-- start of RECORDS FOR THIS EXERCISE --

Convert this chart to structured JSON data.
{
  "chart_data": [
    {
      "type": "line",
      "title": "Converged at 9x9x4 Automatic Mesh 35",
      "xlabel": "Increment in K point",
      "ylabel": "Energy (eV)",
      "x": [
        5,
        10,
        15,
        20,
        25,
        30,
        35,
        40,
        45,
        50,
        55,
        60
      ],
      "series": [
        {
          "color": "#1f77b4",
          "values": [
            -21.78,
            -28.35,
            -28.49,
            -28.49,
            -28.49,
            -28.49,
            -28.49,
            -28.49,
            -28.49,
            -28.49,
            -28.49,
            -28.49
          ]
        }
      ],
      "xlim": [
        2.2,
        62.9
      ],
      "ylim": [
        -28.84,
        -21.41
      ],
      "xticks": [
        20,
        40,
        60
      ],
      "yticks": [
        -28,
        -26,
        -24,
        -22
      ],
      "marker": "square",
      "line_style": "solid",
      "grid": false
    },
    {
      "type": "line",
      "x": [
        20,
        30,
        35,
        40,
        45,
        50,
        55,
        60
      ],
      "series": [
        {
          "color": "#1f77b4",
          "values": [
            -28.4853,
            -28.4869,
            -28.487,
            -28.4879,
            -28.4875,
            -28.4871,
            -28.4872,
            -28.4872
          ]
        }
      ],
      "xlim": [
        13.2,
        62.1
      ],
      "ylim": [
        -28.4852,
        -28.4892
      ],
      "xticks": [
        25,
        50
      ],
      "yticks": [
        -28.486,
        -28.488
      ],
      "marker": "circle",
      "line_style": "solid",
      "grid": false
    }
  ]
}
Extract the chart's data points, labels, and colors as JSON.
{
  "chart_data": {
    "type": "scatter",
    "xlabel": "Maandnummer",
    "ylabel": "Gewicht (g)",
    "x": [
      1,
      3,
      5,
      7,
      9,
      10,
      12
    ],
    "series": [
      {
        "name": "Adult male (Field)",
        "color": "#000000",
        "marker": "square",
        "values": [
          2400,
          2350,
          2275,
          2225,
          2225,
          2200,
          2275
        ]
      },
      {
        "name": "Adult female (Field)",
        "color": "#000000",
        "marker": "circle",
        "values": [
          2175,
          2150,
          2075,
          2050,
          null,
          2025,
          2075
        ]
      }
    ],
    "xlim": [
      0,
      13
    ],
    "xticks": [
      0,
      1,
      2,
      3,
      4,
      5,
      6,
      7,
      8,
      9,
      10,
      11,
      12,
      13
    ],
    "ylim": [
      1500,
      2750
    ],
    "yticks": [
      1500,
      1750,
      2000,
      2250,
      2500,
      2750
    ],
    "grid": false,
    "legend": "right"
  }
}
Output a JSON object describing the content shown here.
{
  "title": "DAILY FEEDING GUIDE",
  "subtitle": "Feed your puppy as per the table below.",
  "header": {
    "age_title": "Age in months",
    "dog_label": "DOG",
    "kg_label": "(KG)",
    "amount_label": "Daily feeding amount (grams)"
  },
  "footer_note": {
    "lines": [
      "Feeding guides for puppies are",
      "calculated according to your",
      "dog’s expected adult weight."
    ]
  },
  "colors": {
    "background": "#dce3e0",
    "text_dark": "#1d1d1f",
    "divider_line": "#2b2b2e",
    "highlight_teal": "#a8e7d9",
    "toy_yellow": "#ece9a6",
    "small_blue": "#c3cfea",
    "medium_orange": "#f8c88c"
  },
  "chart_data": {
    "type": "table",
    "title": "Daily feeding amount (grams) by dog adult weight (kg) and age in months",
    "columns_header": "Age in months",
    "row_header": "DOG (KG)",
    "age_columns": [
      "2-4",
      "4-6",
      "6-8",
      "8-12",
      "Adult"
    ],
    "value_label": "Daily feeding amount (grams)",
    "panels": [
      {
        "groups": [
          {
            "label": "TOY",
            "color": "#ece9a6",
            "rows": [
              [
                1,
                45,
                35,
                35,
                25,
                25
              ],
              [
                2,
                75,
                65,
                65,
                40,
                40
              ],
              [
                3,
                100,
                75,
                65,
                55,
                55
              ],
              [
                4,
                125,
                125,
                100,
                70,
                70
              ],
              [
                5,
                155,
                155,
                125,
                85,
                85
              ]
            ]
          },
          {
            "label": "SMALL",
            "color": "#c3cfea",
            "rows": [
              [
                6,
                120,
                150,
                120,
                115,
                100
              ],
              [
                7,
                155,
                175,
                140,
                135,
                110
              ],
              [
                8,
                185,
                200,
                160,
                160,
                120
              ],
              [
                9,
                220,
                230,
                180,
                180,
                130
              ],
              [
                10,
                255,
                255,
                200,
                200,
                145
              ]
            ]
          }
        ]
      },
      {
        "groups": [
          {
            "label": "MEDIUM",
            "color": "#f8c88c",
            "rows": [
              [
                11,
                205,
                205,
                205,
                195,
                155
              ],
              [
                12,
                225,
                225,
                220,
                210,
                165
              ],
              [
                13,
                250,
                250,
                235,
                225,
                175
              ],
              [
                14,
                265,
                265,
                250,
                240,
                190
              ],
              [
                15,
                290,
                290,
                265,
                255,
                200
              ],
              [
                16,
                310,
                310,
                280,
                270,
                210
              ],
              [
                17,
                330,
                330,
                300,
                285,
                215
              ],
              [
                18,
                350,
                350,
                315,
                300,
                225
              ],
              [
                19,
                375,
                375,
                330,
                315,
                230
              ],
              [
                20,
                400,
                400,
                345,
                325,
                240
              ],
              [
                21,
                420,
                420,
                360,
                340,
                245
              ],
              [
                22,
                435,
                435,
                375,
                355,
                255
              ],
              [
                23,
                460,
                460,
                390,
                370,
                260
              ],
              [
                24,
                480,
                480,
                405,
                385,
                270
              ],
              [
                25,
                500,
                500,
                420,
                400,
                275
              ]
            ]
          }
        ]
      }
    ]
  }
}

-- end of RECORDS FOR THIS EXERCISE --

Extract all the entries word for word.

_EXERCISE SOLUTION_
Convert this chart to structured JSON data.
{
  "chart_data": [
    {
      "type": "line",
      "title": "Converged at 9x9x4 Automatic Mesh 35",
      "xlabel": "Increment in K point",
      "ylabel": "Energy (eV)",
      "x": [
        5,
        10,
        15,
        20,
        25,
        30,
        35,
        40,
        45,
        50,
        55,
        60
      ],
      "series": [
        {
          "color": "#1f77b4",
          "values": [
            -21.78,
            -28.35,
            -28.49,
            -28.49,
            -28.49,
            -28.49,
            -28.49,
            -28.49,
            -28.49,
            -28.49,
            -28.49,
            -28.49
          ]
        }
      ],
      "xlim": [
        2.2,
        62.9
      ],
      "ylim": [
        -28.84,
        -21.41
      ],
      "xticks": [
        20,
        40,
        60
      ],
      "yticks": [
        -28,
        -26,
        -24,
        -22
      ],
      "marker": "square",
      "line_style": "solid",
      "grid": false
    },
    {
      "type": "line",
      "x": [
        20,
        30,
        35,
        40,
        45,
        50,
        55,
        60
      ],
      "series": [
        {
          "color": "#1f77b4",
          "values": [
            -28.4853,
            -28.4869,
            -28.487,
            -28.4879,
            -28.4875,
            -28.4871,
            -28.4872,
            -28.4872
          ]
        }
      ],
      "xlim": [
        13.2,
        62.1
      ],
      "ylim": [
        -28.4852,
        -28.4892
      ],
      "xticks": [
        25,
        50
      ],
      "yticks": [
        -28.486,
        -28.488
      ],
      "marker": "circle",
      "line_style": "solid",
      "grid": false
    }
  ]
}
Extract the chart's data points, labels, and colors as JSON.
{
  "chart_data": {
    "type": "scatter",
    "xlabel": "Maandnummer",
    "ylabel": "Gewicht (g)",
    "x": [
      1,
      3,
      5,
      7,
      9,
      10,
      12
    ],
    "series": [
      {
        "name": "Adult male (Field)",
        "color": "#000000",
        "marker": "square",
        "values": [
          2400,
          2350,
          2275,
          2225,
          2225,
          2200,
          2275
        ]
      },
      {
        "name": "Adult female (Field)",
        "color": "#000000",
        "marker": "circle",
        "values": [
          2175,
          2150,
          2075,
          2050,
          null,
          2025,
          2075
        ]
      }
    ],
    "xlim": [
      0,
      13
    ],
    "xticks": [
      0,
      1,
      2,
      3,
      4,
      5,
      6,
      7,
      8,
      9,
      10,
      11,
      12,
      13
    ],
    "ylim": [
      1500,
      2750
    ],
    "yticks": [
      1500,
      1750,
      2000,
      2250,
      2500,
      2750
    ],
    "grid": false,
    "legend": "right"
  }
}
Output a JSON object describing the content shown here.
{
  "title": "DAILY FEEDING GUIDE",
  "subtitle": "Feed your puppy as per the table below.",
  "header": {
    "age_title": "Age in months",
    "dog_label": "DOG",
    "kg_label": "(KG)",
    "amount_label": "Daily feeding amount (grams)"
  },
  "footer_note": {
    "lines": [
      "Feeding guides for puppies are",
      "calculated according to your",
      "dog’s expected adult weight."
    ]
  },
  "colors": {
    "background": "#dce3e0",
    "text_dark": "#1d1d1f",
    "divider_line": "#2b2b2e",
    "highlight_teal": "#a8e7d9",
    "toy_yellow": "#ece9a6",
    "small_blue": "#c3cfea",
    "medium_orange": "#f8c88c"
  },
  "chart_data": {
    "type": "table",
    "title": "Daily feeding amount (grams) by dog adult weight (kg) and age in months",
    "columns_header": "Age in months",
    "row_header": "DOG (KG)",
    "age_columns": [
      "2-4",
      "4-6",
      "6-8",
      "8-12",
      "Adult"
    ],
    "value_label": "Daily feeding amount (grams)",
    "panels": [
      {
        "groups": [
          {
            "label": "TOY",
            "color": "#ece9a6",
            "rows": [
              [
                1,
                45,
                35,
                35,
                25,
                25
              ],
              [
                2,
                75,
                65,
                65,
                40,
                40
              ],
              [
                3,
                100,
                75,
                65,
                55,
                55
              ],
              [
                4,
                125,
                125,
                100,
                70,
                70
              ],
              [
                5,
                155,
                155,
                125,
                85,
                85
              ]
            ]
          },
          {
            "label": "SMALL",
            "color": "#c3cfea",
            "rows": [
              [
                6,
                120,
                150,
                120,
                115,
                100
              ],
              [
                7,
                155,
                175,
                140,
                135,
                110
              ],
              [
                8,
                185,
                200,
                160,
                160,
                120
              ],
              [
                9,
                220,
                230,
                180,
                180,
                130
              ],
              [
                10,
                255,
                255,
                200,
                200,
                145
              ]
            ]
          }
        ]
      },
      {
        "groups": [
          {
            "label": "MEDIUM",
            "color": "#f8c88c",
            "rows": [
              [
                11,
                205,
                205,
                205,
                195,
                155
              ],
              [
                12,
                225,
                225,
                220,
                210,
                165
              ],
              [
                13,
                250,
                250,
                235,
                225,
                175
              ],
              [
                14,
                265,
                265,
                250,
                240,
                190
              ],
              [
                15,
                290,
                290,
                265,
                255,
                200
              ],
              [
                16,
                310,
                310,
                280,
                270,
                210
              ],
              [
                17,
                330,
                330,
                300,
                285,
                215
              ],
              [
                18,
                350,
                350,
                315,
                300,
                225
              ],
              [
                19,
                375,
                375,
                330,
                315,
                230
              ],
              [
                20,
                400,
                400,
                345,
                325,
                240
              ],
              [
                21,
                420,
                420,
                360,
                340,
                245
              ],
              [
                22,
                435,
                435,
                375,
                355,
                255
              ],
              [
                23,
                460,
                460,
                390,
                370,
                260
              ],
              [
                24,
                480,
                480,
                405,
                385,
                270
              ],
              [
                25,
                500,
                500,
                420,
                400,
                275
              ]
            ]
          }
        ]
      }
    ]
  }
}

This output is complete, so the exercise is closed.